◆ **GIVEN PROBLEM**
Write out every entry precisely as given, leaving the pictures out.

◆ **WORKING DATA**
-- START --

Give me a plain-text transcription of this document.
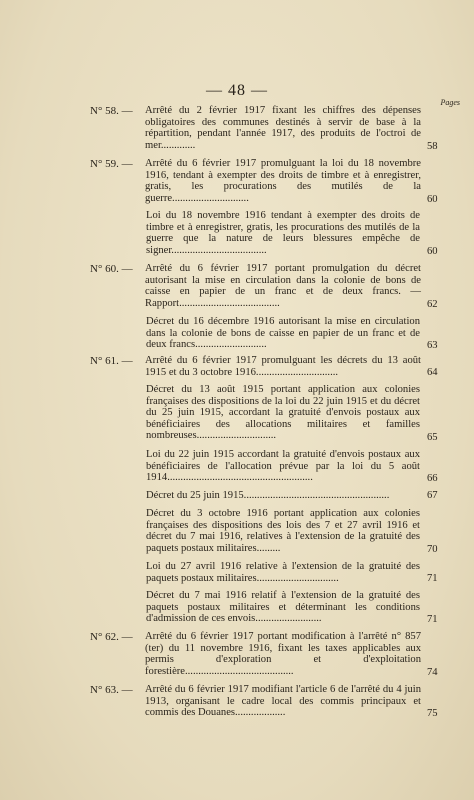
— 48 —
Pages
N° 58. — Arrêté du 2 février 1917 fixant les chiffres des dépenses obligatoires des communes destinés à servir de base à la répartition, pendant l'année 1917, des produits de l'octroi de mer.............	58
N° 59. — Arrêté du 6 février 1917 promulguant la loi du 18 novembre 1916, tendant à exempter des droits de timbre et à enregistrer, gratis, les procurations des mutilés de la guerre.............................	60
Loi du 18 novembre 1916 tendant à exempter des droits de timbre et à enregistrer, gratis, les procurations des mutilés de la guerre que la nature de leurs blessures empêche de signer....................................	60
N° 60. — Arrêté du 6 février 1917 portant promulgation du décret autorisant la mise en circulation dans la colonie de bons de caisse en papier de un franc et de deux francs. — Rapport......................................	62
Décret du 16 décembre 1916 autorisant la mise en circulation dans la colonie de bons de caisse en papier de un franc et de deux francs...........................	63
N° 61. — Arrêté du 6 février 1917 promulguant les décrets du 13 août 1915 et du 3 octobre 1916...............................	64
Décret du 13 août 1915 portant application aux colonies françaises des dispositions de la loi du 22 juin 1915 et du décret du 25 juin 1915, accordant la gratuité d'envois postaux aux bénéficiaires des allocations militaires et familles nombreuses..............................	65
Loi du 22 juin 1915 accordant la gratuité d'envois postaux aux bénéficiaires de l'allocation prévue par la loi du 5 août 1914.......................................................	66
Décret du 25 juin 1915.......................................................	67
Décret du 3 octobre 1916 portant application aux colonies françaises des dispositions des lois des 7 et 27 avril 1916 et décret du 7 mai 1916, relatives à l'extension de la gratuité des paquets postaux militaires.........	70
Loi du 27 avril 1916 relative à l'extension de la gratuité des paquets postaux militaires...............................	71
Décret du 7 mai 1916 relatif à l'extension de la gratuité des paquets postaux militaires et déterminant les conditions d'admission de ces envois.........................	71
N° 62. — Arrêté du 6 février 1917 portant modification à l'arrêté n° 857 (ter) du 11 novembre 1916, fixant les taxes applicables aux permis d'exploration et d'exploitation forestière.........................................	74
N° 63. — Arrêté du 6 février 1917 modifiant l'article 6 de l'arrêté du 4 juin 1913, organisant le cadre local des commis principaux et commis des Douanes...................	75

-- END --

◆ **FINISHED ANSWER**
Give me a plain-text transcription of this document.
— 48 —
Pages
N° 58. — Arrêté du 2 février 1917 fixant les chiffres des dépenses obligatoires des communes destinés à servir de base à la répartition, pendant l'année 1917, des produits de l'octroi de mer.............	58
N° 59. — Arrêté du 6 février 1917 promulguant la loi du 18 novembre 1916, tendant à exempter des droits de timbre et à enregistrer, gratis, les procurations des mutilés de la guerre.............................	60
Loi du 18 novembre 1916 tendant à exempter des droits de timbre et à enregistrer, gratis, les procurations des mutilés de la guerre que la nature de leurs blessures empêche de signer....................................	60
N° 60. — Arrêté du 6 février 1917 portant promulgation du décret autorisant la mise en circulation dans la colonie de bons de caisse en papier de un franc et de deux francs. — Rapport......................................	62
Décret du 16 décembre 1916 autorisant la mise en circulation dans la colonie de bons de caisse en papier de un franc et de deux francs...........................	63
N° 61. — Arrêté du 6 février 1917 promulguant les décrets du 13 août 1915 et du 3 octobre 1916...............................	64
Décret du 13 août 1915 portant application aux colonies françaises des dispositions de la loi du 22 juin 1915 et du décret du 25 juin 1915, accordant la gratuité d'envois postaux aux bénéficiaires des allocations militaires et familles nombreuses..............................	65
Loi du 22 juin 1915 accordant la gratuité d'envois postaux aux bénéficiaires de l'allocation prévue par la loi du 5 août 1914.......................................................	66
Décret du 25 juin 1915.......................................................	67
Décret du 3 octobre 1916 portant application aux colonies françaises des dispositions des lois des 7 et 27 avril 1916 et décret du 7 mai 1916, relatives à l'extension de la gratuité des paquets postaux militaires.........	70
Loi du 27 avril 1916 relative à l'extension de la gratuité des paquets postaux militaires...............................	71
Décret du 7 mai 1916 relatif à l'extension de la gratuité des paquets postaux militaires et déterminant les conditions d'admission de ces envois.........................	71
N° 62. — Arrêté du 6 février 1917 portant modification à l'arrêté n° 857 (ter) du 11 novembre 1916, fixant les taxes applicables aux permis d'exploration et d'exploitation forestière.........................................	74
N° 63. — Arrêté du 6 février 1917 modifiant l'article 6 de l'arrêté du 4 juin 1913, organisant le cadre local des commis principaux et commis des Douanes...................	75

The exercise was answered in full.